--- Begin Given passage ---

[Gluster-users] Tuning for small files

Fri Oct 2 17:29:46 UTC 2015

Right, so what I did is:
- on one node (gluster 3.7.3), run 'gluster volume shared profile start'
- on the client mount, run the test
- on the node, run 'gluster volume shared profile info' (and copied the
output)
- finally, ran 'gluster volume profile shared stop'

I repeated this for two different tests (simple rm followed by svn
checkout, and a more complete build test), on an NFS mount and on a Fuse
mount.

To my surprise the svn checkout is actually a lot faster (3x) on the Fuse
mount than NFS.
However the build test is a lot slower on the Fuse mount (+50%, which is a
lot considering the compilation is CPU intensive, not just I/Os!).

Ben I will send you the profile outputs separately now...

--- End Given passage ---
--- Begin Data excerpts ---

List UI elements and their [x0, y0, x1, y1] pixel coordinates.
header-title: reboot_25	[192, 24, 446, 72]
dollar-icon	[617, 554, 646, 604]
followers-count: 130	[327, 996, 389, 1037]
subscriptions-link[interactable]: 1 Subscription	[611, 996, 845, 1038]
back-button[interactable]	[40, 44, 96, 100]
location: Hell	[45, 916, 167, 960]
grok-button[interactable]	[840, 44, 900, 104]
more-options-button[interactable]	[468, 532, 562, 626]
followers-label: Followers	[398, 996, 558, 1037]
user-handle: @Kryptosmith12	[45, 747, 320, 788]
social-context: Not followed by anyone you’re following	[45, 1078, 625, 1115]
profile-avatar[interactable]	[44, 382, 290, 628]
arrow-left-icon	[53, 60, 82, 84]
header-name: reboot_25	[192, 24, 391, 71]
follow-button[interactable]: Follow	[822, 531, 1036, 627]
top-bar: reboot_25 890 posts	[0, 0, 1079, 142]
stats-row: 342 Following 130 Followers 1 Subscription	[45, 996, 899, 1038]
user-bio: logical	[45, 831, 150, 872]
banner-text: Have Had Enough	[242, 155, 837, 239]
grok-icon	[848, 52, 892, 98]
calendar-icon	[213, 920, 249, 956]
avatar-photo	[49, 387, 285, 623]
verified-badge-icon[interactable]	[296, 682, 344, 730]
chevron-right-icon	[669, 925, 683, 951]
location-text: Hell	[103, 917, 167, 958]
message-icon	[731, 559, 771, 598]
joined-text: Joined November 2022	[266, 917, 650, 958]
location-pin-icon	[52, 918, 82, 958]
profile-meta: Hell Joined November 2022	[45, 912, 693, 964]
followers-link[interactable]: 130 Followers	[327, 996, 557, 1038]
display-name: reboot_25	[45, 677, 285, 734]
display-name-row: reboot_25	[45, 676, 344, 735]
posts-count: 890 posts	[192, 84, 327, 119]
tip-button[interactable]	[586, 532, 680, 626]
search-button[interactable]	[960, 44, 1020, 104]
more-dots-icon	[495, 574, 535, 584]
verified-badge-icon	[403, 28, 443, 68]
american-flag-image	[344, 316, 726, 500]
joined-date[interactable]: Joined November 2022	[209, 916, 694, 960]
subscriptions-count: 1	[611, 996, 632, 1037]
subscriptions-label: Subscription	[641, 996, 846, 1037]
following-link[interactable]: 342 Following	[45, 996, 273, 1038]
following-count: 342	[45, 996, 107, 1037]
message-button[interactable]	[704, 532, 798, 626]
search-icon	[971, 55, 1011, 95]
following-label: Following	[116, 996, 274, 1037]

--- End Data excerpts ---

Tasks to perform:
• A. According to the Gluster small-files post, how much faster was the svn checkout on the Fuse mount than on the NFS mount?
• B. Write the next part of the Gluster small-files post, starting after its last sentence.

Answers by task:
• A. About three times faster (3x).

• B.
On 29 Sep 2015 9:40 pm, "Ben Turner" <bturner at redhat.com> wrote:

> ----- Original Message -----
> > From: "Thibault Godouet" <tibo92 at godouet.net>
> > To: "Ben Turner" <bturner at redhat.com>
> > Cc: hmlth at t-hamel.fr, gluster-users at gluster.org
> > Sent: Tuesday, September 29, 2015 1:36:20 PM
> > Subject: Re: [Gluster-users] Tuning for small files
> >
> > Ben,
> >
> > I suspect meta-data / 'ls -l' performance is very important for my svn
> > use-case.
> >
> > Having said that, what do you mean by small file performance? I thought
> > what people meant by this was really the overhead of meta-data, with a
> 'ls
> > -l' being a sort of extreme case (pure meta-data).
> > Obviously if you also have to read and write actual data (albeit not much
> > at all per file), then the effect of meta-data overhead would get diluted
> > to a degree, bit potentially still very present.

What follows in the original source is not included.